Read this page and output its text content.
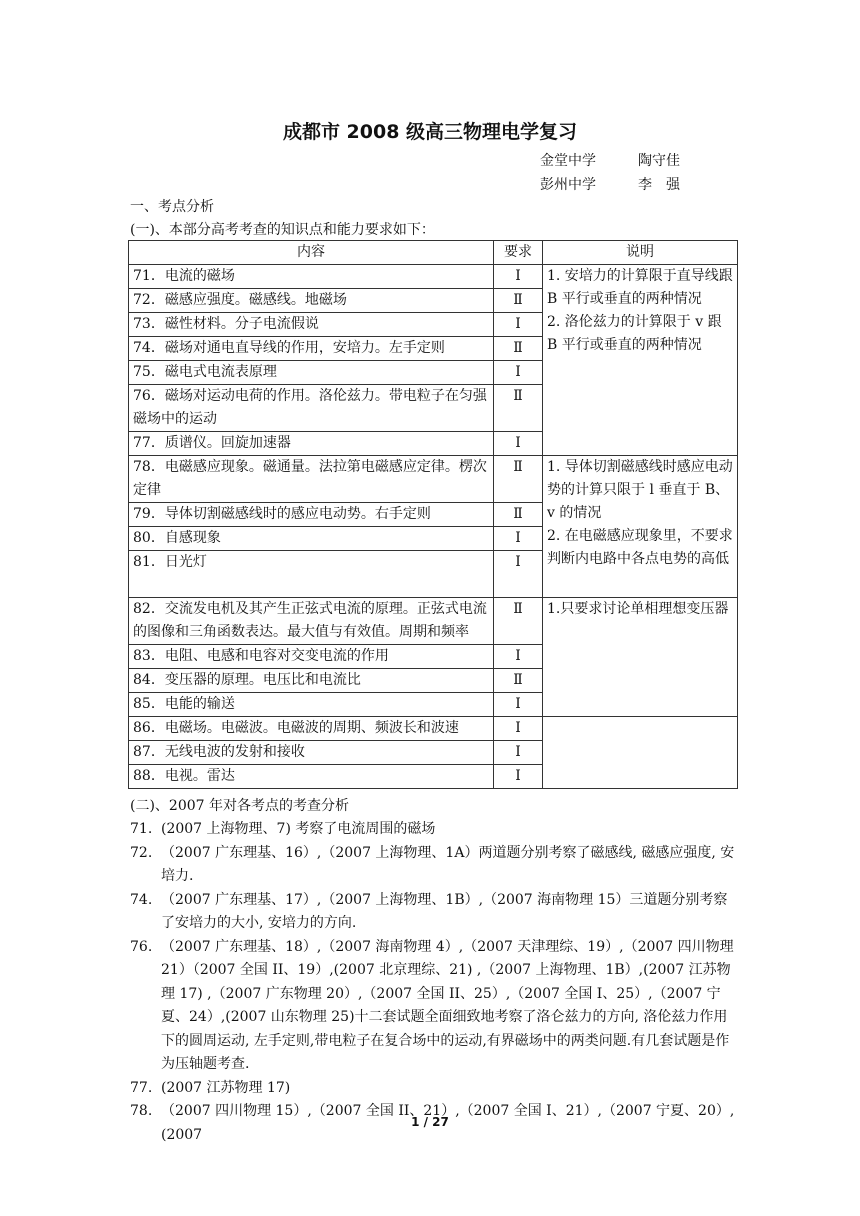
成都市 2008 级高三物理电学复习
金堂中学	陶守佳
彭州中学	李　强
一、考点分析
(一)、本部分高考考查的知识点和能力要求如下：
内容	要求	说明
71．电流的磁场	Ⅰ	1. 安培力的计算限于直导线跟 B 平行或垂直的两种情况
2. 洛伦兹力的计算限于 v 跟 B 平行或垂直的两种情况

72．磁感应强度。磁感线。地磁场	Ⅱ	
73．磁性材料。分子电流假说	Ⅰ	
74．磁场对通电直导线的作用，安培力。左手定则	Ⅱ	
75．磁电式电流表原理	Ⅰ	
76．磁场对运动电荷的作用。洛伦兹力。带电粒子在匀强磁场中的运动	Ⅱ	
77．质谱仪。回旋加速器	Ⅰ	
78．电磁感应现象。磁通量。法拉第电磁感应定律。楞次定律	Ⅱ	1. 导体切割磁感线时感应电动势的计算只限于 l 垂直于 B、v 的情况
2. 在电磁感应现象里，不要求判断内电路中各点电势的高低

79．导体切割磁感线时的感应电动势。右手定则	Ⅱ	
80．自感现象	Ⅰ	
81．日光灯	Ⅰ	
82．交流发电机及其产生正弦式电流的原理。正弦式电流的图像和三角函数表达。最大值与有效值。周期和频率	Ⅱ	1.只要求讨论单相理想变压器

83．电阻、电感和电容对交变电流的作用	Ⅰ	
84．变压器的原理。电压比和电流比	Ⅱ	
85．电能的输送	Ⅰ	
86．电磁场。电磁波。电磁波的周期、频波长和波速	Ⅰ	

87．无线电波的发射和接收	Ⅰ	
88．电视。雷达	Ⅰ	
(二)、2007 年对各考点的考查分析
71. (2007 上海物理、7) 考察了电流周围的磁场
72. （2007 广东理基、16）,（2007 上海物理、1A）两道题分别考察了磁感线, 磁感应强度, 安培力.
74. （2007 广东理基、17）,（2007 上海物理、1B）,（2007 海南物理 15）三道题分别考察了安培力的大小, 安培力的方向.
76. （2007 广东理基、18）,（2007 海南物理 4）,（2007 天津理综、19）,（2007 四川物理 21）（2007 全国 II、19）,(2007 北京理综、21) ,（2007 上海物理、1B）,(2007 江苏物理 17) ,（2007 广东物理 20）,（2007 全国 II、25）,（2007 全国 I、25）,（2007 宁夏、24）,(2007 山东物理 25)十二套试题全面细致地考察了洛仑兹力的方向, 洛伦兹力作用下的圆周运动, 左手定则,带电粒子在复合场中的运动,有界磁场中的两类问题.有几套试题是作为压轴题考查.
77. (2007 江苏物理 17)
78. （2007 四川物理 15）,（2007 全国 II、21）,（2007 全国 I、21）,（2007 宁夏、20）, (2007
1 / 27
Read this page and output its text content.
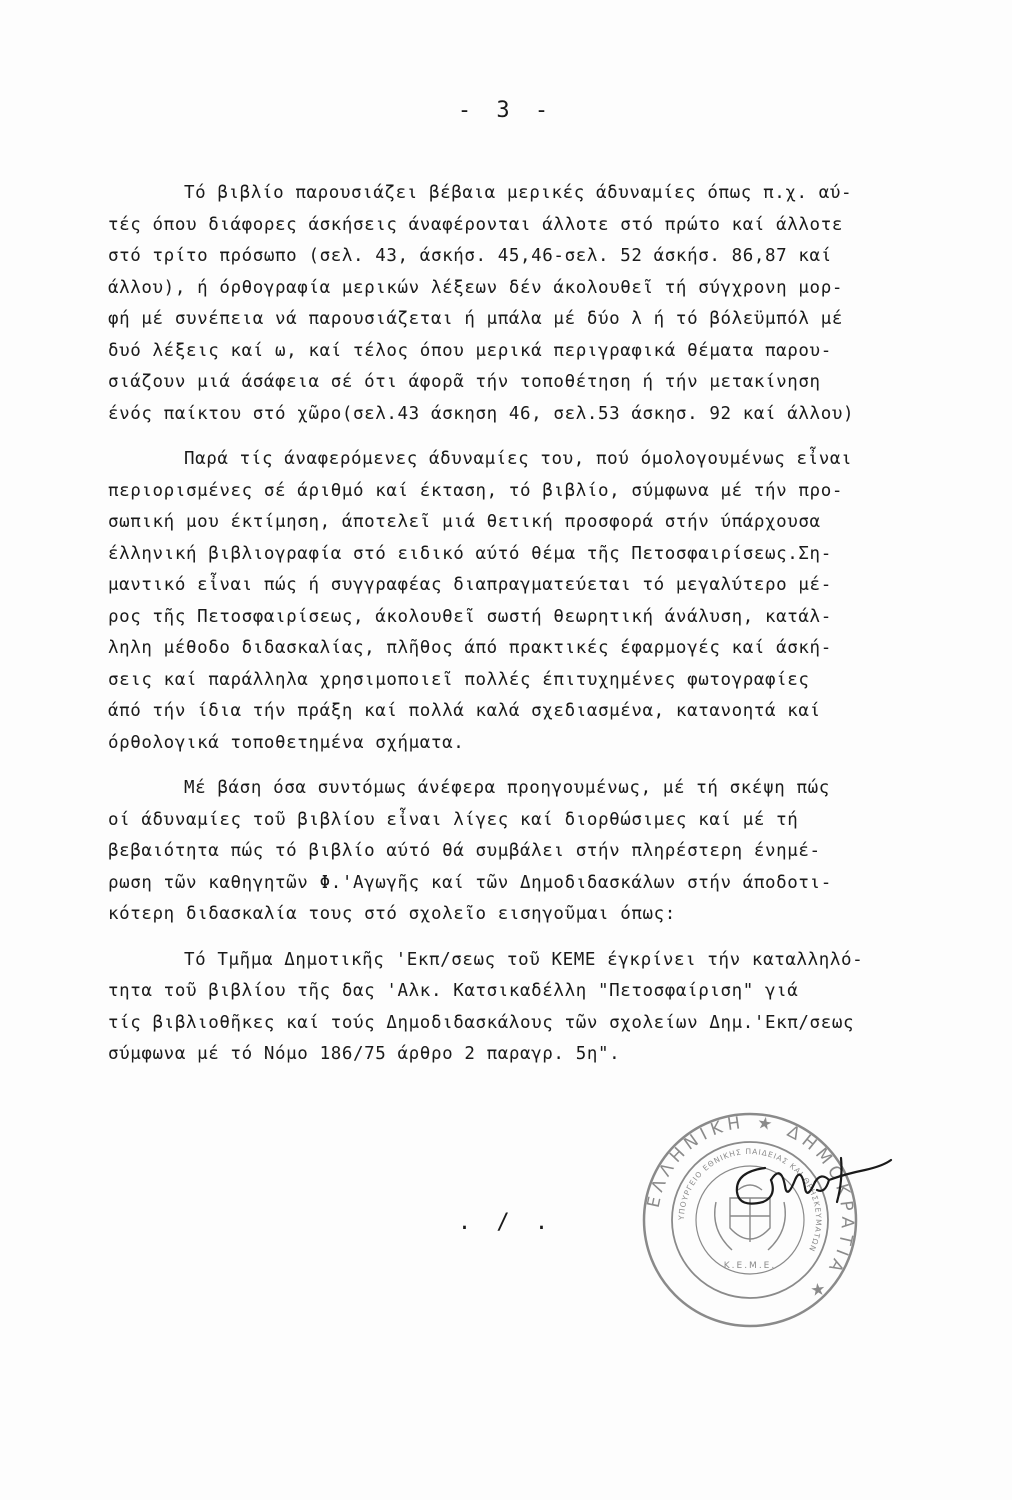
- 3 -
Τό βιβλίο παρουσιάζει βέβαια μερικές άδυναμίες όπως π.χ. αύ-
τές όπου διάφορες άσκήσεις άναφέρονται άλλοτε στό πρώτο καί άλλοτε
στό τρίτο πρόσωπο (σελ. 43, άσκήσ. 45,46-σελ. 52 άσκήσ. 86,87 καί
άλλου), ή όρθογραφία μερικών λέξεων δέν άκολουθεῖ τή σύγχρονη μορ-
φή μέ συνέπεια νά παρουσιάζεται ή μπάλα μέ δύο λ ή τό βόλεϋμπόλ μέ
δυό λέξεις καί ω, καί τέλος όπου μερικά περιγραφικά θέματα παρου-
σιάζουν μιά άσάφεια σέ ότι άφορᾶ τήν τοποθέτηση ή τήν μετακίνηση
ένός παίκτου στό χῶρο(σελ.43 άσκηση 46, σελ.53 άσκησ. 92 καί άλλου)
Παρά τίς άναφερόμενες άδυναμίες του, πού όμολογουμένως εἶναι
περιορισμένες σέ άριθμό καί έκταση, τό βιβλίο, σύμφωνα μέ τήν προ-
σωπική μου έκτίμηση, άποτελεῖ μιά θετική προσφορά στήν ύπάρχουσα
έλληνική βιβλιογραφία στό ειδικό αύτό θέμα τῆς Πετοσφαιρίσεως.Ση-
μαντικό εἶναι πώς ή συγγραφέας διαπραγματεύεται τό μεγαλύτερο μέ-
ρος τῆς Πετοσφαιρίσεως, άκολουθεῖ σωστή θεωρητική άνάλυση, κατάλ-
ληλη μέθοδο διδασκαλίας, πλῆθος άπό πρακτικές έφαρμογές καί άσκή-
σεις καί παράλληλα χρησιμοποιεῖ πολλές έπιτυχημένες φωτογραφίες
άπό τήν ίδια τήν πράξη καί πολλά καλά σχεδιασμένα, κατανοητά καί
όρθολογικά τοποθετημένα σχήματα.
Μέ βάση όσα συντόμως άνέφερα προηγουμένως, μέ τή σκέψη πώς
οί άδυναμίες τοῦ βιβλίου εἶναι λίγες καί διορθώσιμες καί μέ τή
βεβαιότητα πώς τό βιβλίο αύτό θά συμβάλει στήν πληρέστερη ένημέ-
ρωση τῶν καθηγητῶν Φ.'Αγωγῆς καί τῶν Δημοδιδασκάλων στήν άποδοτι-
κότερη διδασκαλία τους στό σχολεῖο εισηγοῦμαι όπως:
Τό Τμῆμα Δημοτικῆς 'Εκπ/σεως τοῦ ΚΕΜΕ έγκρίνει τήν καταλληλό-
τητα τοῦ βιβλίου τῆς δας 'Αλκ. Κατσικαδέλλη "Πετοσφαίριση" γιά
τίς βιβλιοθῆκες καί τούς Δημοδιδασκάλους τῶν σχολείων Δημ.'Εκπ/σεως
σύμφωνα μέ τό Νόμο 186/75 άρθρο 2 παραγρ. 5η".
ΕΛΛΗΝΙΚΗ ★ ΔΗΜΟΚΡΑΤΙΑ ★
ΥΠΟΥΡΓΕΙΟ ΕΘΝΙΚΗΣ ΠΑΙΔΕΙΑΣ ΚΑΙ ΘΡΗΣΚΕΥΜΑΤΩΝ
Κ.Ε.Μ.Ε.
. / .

---

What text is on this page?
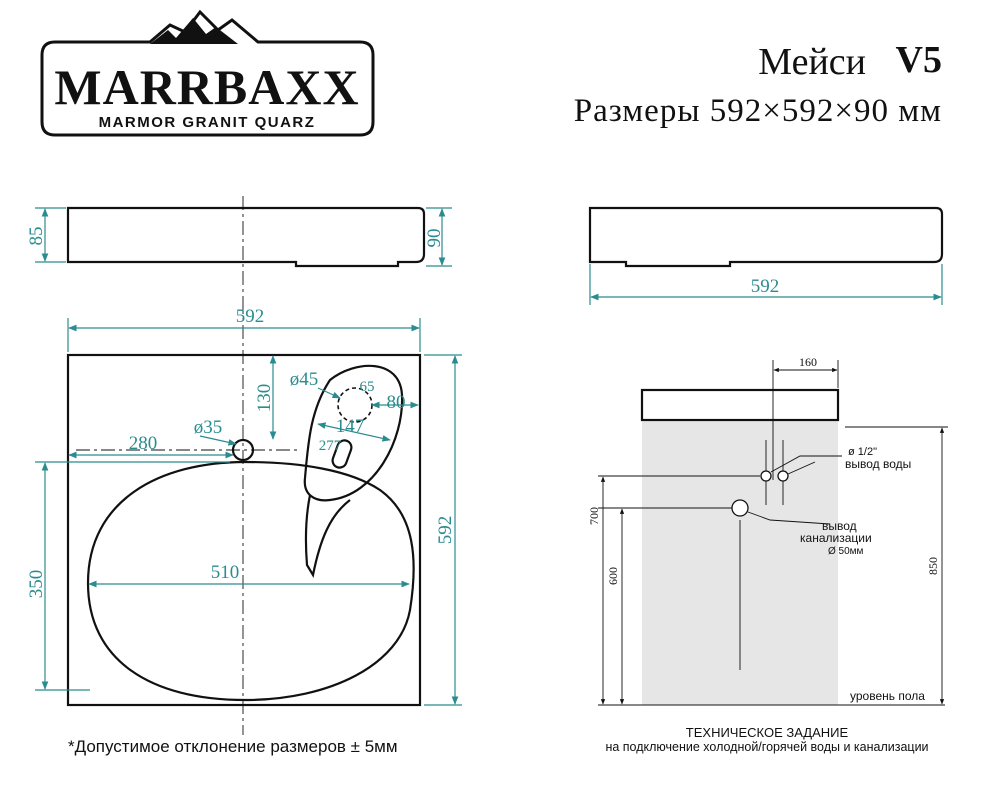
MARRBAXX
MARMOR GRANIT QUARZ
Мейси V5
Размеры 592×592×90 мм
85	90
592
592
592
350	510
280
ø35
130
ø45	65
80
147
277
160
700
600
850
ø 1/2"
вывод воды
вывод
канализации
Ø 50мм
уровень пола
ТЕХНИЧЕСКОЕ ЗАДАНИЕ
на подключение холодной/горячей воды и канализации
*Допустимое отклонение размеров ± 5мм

*STATED PROBLEM:*
Pull out every line in the data above that has the word "άδυναμίες".

*ANSWER TO THE TASK:*
Τό βιβλίο παρουσιάζει βέβαια μερικές άδυναμίες όπως π.χ. αύ-
Παρά τίς άναφερόμενες άδυναμίες του, πού όμολογουμένως εἶναι
οί άδυναμίες τοῦ βιβλίου εἶναι λίγες καί διορθώσιμες καί μέ τή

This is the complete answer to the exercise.